• What you have to do
Find all lines in the listing that include the word "نشده", then copy them.
═══ Source material
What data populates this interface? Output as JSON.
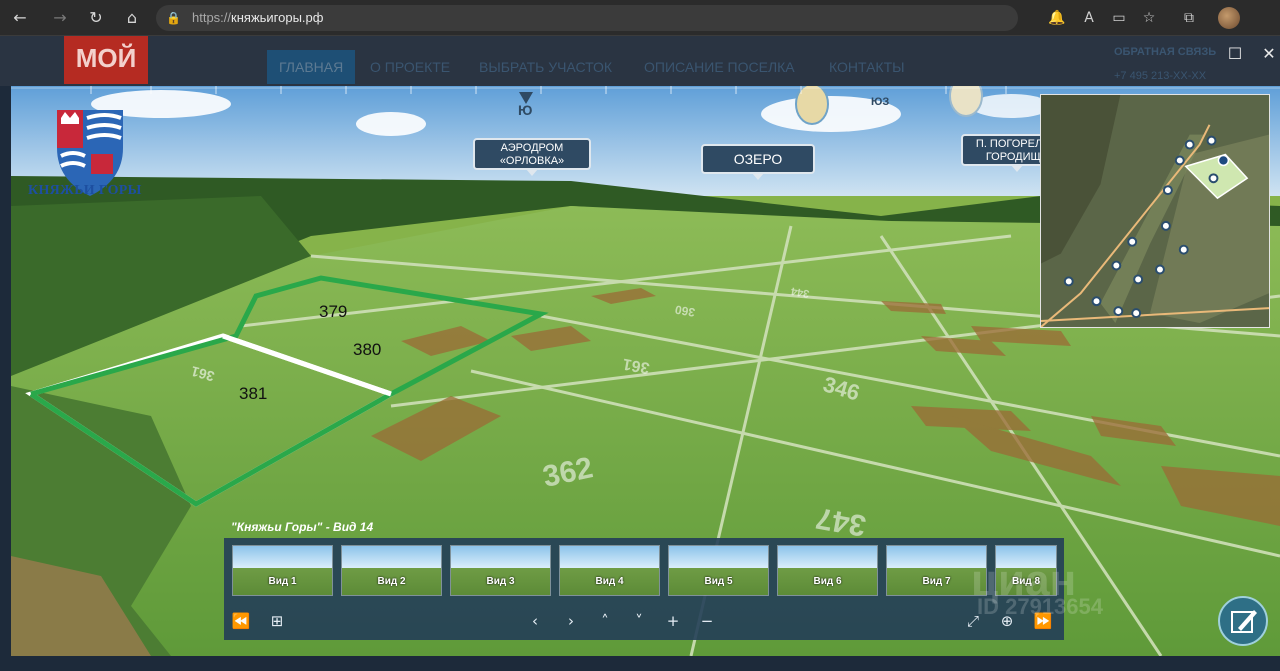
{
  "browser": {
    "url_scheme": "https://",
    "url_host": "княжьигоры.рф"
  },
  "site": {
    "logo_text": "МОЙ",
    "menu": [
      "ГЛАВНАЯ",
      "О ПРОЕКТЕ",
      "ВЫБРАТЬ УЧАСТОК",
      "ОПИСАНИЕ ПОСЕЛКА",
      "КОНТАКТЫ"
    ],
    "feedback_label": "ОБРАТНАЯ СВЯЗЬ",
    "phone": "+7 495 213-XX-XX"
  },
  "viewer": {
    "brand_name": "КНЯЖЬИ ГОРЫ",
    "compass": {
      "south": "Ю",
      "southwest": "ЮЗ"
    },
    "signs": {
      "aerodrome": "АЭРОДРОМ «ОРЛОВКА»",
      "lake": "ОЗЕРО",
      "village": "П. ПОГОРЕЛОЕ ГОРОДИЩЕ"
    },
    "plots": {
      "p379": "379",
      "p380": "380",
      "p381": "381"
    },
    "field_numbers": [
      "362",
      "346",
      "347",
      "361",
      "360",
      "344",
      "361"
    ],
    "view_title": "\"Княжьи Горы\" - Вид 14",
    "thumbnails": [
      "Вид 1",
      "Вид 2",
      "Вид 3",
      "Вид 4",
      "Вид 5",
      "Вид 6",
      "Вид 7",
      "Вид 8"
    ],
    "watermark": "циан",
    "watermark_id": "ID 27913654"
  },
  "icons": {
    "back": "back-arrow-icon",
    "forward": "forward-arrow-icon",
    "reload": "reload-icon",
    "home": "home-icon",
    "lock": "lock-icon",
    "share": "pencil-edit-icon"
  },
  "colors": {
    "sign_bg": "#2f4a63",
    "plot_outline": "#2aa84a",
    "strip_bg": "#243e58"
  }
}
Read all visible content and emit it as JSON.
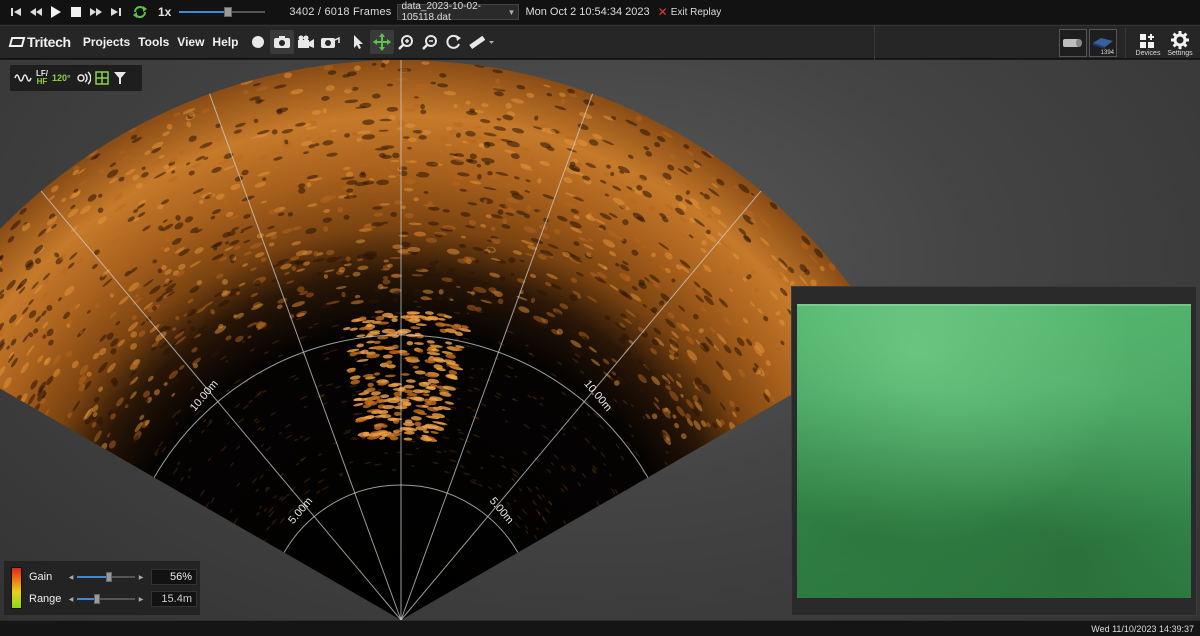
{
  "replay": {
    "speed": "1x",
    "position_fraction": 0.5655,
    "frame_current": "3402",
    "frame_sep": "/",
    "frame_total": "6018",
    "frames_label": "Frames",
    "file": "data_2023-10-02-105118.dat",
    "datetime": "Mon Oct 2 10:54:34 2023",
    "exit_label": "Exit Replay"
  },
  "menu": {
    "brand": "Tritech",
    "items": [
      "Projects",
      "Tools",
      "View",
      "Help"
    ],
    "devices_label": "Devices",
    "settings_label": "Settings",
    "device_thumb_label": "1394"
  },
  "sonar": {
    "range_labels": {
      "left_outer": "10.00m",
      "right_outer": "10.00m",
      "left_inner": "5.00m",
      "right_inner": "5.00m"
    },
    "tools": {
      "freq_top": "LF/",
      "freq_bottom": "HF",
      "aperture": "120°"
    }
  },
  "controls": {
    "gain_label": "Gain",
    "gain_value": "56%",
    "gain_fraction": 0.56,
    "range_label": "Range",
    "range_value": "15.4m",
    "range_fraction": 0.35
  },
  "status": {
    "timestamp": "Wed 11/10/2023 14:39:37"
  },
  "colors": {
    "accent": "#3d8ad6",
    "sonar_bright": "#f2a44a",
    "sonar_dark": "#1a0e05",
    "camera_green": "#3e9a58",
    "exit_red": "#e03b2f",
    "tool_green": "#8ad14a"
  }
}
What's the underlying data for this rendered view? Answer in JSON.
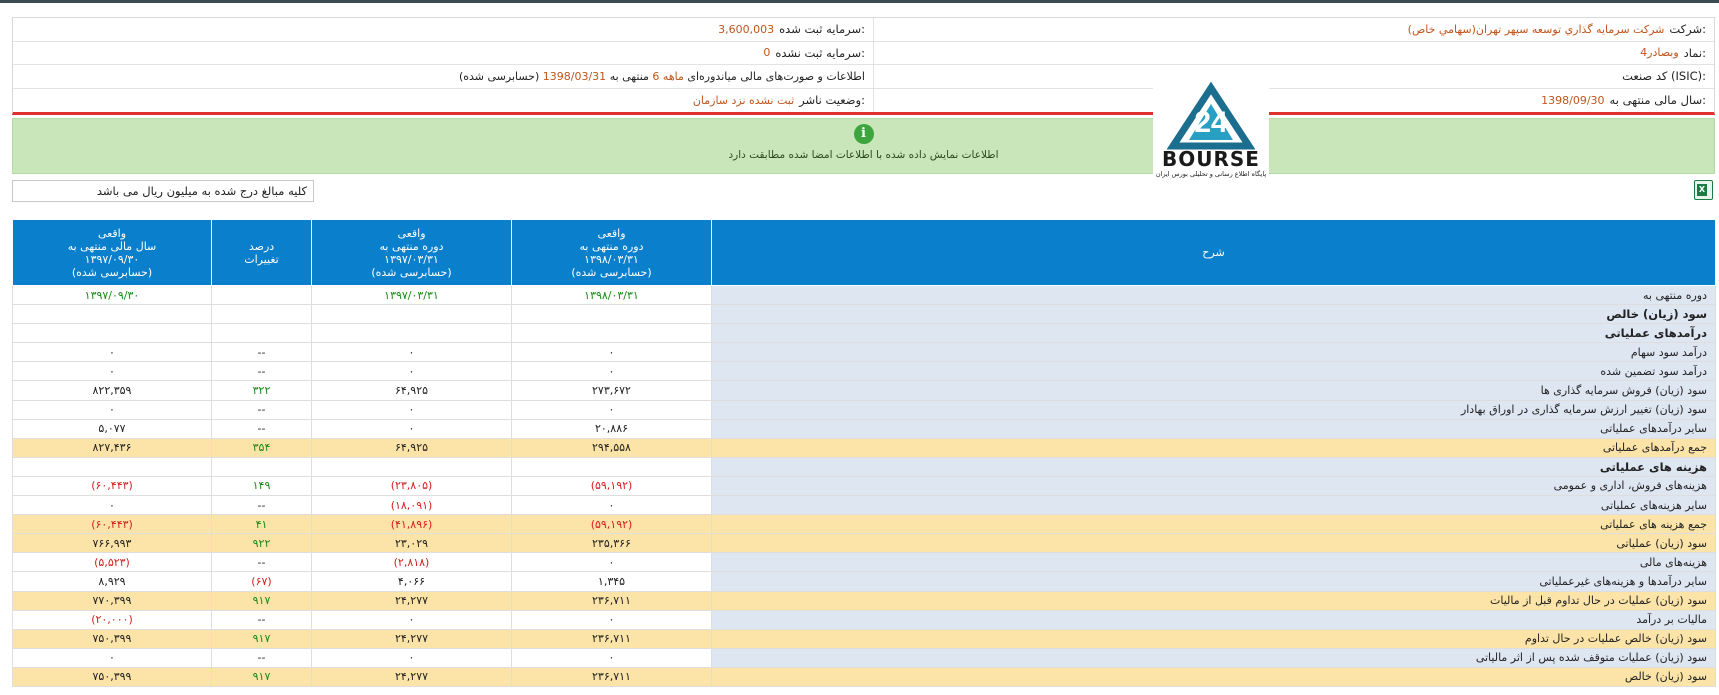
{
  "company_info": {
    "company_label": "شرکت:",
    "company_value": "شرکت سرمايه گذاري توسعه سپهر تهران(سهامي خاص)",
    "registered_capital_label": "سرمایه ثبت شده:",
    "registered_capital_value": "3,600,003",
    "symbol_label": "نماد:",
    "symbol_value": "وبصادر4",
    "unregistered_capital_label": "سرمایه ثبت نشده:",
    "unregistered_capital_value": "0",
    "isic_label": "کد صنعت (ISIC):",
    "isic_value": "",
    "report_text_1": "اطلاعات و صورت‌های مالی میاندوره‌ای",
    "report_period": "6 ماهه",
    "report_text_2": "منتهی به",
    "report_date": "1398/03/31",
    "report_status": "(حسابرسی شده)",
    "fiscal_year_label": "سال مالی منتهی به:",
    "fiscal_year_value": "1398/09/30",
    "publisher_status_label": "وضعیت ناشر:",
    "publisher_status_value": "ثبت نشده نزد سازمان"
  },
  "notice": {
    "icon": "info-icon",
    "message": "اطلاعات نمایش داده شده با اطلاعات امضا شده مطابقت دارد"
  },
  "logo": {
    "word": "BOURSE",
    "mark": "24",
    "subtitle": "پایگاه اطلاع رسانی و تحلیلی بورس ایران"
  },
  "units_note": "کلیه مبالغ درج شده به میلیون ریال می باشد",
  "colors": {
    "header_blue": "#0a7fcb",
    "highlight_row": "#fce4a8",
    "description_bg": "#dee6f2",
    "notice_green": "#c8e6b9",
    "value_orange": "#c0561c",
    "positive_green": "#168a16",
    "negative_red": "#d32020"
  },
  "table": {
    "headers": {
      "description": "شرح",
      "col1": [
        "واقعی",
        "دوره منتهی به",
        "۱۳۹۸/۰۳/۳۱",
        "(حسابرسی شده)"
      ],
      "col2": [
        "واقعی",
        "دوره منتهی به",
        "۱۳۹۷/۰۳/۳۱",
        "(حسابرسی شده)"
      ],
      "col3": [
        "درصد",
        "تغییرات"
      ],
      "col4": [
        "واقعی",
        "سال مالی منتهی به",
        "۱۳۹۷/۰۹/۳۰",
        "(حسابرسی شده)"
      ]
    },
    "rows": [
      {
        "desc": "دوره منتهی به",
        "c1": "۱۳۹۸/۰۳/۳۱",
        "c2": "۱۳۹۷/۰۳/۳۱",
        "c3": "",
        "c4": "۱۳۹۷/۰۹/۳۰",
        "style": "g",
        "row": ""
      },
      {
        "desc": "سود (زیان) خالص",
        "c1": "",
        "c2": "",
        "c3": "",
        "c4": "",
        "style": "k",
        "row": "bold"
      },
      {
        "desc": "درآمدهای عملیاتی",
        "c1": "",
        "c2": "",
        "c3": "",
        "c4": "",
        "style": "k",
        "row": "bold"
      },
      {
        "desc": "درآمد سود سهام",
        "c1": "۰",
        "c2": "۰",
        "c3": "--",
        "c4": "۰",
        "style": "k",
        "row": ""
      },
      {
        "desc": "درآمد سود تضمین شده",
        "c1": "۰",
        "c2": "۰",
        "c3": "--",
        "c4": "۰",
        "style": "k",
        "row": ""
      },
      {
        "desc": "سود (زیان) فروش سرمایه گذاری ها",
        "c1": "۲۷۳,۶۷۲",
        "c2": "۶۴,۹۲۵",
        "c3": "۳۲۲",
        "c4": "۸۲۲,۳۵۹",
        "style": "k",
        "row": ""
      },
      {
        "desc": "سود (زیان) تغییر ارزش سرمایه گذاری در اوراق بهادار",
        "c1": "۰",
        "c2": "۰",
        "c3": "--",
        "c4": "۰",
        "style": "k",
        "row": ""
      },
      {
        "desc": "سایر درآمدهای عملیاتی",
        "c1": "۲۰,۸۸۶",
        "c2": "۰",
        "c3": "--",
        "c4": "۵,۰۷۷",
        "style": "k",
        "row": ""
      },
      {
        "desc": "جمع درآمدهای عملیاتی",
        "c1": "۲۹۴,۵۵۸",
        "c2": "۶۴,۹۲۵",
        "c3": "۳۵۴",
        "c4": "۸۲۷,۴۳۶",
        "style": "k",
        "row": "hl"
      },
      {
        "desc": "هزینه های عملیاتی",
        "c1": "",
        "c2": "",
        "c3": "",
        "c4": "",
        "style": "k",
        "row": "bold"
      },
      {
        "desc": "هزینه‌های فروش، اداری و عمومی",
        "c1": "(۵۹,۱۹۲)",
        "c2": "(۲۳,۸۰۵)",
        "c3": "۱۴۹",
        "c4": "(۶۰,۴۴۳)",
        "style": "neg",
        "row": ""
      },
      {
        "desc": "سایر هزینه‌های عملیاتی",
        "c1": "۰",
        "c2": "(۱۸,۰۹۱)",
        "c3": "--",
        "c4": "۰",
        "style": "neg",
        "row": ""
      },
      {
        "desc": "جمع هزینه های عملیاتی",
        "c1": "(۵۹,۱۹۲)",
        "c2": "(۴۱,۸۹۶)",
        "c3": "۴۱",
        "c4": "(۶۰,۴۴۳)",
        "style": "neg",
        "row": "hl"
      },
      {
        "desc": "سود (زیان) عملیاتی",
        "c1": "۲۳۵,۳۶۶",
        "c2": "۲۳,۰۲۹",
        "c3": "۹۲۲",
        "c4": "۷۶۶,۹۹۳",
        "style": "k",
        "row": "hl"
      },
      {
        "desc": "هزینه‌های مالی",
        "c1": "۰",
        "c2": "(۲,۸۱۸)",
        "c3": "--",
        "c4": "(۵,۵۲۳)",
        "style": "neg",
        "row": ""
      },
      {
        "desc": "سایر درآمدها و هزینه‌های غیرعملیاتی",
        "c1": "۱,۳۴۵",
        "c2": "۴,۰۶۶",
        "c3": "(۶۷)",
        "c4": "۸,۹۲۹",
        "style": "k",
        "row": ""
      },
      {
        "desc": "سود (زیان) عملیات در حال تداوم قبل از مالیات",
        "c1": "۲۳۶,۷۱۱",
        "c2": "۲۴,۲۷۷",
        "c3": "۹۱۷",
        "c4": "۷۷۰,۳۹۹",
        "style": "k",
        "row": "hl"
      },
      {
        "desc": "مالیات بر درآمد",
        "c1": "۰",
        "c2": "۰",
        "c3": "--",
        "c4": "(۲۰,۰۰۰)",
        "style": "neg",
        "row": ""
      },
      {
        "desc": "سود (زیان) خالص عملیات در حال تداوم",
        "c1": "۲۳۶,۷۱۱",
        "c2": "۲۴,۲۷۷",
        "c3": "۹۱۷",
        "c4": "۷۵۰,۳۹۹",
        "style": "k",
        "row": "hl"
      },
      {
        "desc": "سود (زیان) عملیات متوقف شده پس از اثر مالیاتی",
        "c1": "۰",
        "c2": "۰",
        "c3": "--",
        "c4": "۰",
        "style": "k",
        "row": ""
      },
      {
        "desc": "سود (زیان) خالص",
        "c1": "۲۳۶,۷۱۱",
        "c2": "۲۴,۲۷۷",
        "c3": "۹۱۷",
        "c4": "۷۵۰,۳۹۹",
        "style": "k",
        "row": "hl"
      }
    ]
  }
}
══════
• Output for this exercise
    "unregistered_capital_label": "سرمایه ثبت نشده:",
    "publisher_status_value": "ثبت نشده نزد سازمان"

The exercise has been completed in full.